:: Work to complete ::
Transcribe the material word for word, but without the images.

(Lines of data)
• • • • • • •

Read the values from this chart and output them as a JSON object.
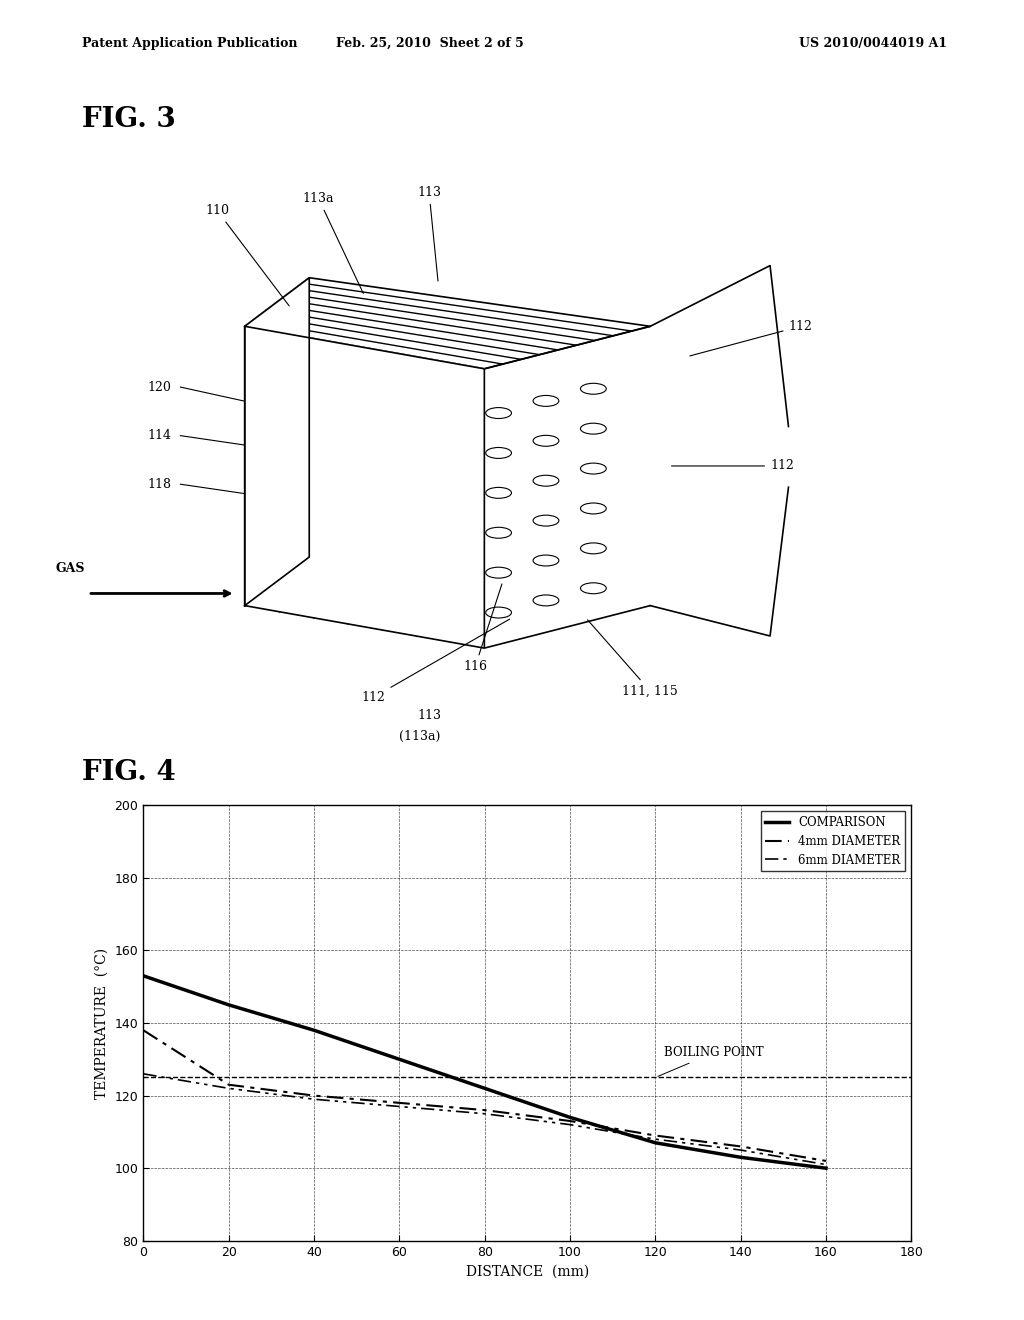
{
  "header_left": "Patent Application Publication",
  "header_mid": "Feb. 25, 2010  Sheet 2 of 5",
  "header_right": "US 2010/0044019 A1",
  "fig3_label": "FIG. 3",
  "fig4_label": "FIG. 4",
  "graph": {
    "xlabel": "DISTANCE  (mm)",
    "ylabel": "TEMPERATURE  (°C)",
    "xlim": [
      0,
      180
    ],
    "ylim": [
      80,
      200
    ],
    "xticks": [
      0,
      20,
      40,
      60,
      80,
      100,
      120,
      140,
      160,
      180
    ],
    "yticks": [
      80,
      100,
      120,
      140,
      160,
      180,
      200
    ],
    "boiling_point_y": 125,
    "boiling_point_label": "BOILING POINT",
    "comparison_x": [
      0,
      20,
      40,
      60,
      80,
      100,
      120,
      140,
      160
    ],
    "comparison_y": [
      153,
      145,
      138,
      130,
      122,
      114,
      107,
      103,
      100
    ],
    "mm4_x": [
      0,
      20,
      40,
      60,
      80,
      100,
      120,
      140,
      160
    ],
    "mm4_y": [
      138,
      123,
      120,
      118,
      116,
      113,
      109,
      106,
      102
    ],
    "mm6_x": [
      0,
      20,
      40,
      60,
      80,
      100,
      120,
      140,
      160
    ],
    "mm6_y": [
      126,
      122,
      119,
      117,
      115,
      112,
      108,
      105,
      101
    ],
    "legend_comparison": "COMPARISON",
    "legend_4mm": "4mm DIAMETER",
    "legend_6mm": "6mm DIAMETER",
    "bg_color": "#ffffff",
    "line_color": "#000000"
  }
}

• • • • • • •

:: Answer for the task ::
Read the values from this chart and output them as a JSON object.
{
  "header_left": "Patent Application Publication",
  "header_mid": "Feb. 25, 2010  Sheet 2 of 5",
  "header_right": "US 2010/0044019 A1",
  "fig3_label": "FIG. 3",
  "fig4_label": "FIG. 4",
  "graph": {
    "xlabel": "DISTANCE  (mm)",
    "ylabel": "TEMPERATURE  (°C)",
    "xlim": [
      0,
      180
    ],
    "ylim": [
      80,
      200
    ],
    "xticks": [
      0,
      20,
      40,
      60,
      80,
      100,
      120,
      140,
      160,
      180
    ],
    "yticks": [
      80,
      100,
      120,
      140,
      160,
      180,
      200
    ],
    "boiling_point_y": 125,
    "boiling_point_label": "BOILING POINT",
    "comparison_x": [
      0,
      20,
      40,
      60,
      80,
      100,
      120,
      140,
      160
    ],
    "comparison_y": [
      153,
      145,
      138,
      130,
      122,
      114,
      107,
      103,
      100
    ],
    "mm4_x": [
      0,
      20,
      40,
      60,
      80,
      100,
      120,
      140,
      160
    ],
    "mm4_y": [
      138,
      123,
      120,
      118,
      116,
      113,
      109,
      106,
      102
    ],
    "mm6_x": [
      0,
      20,
      40,
      60,
      80,
      100,
      120,
      140,
      160
    ],
    "mm6_y": [
      126,
      122,
      119,
      117,
      115,
      112,
      108,
      105,
      101
    ],
    "legend_comparison": "COMPARISON",
    "legend_4mm": "4mm DIAMETER",
    "legend_6mm": "6mm DIAMETER",
    "bg_color": "#ffffff",
    "line_color": "#000000"
  }
}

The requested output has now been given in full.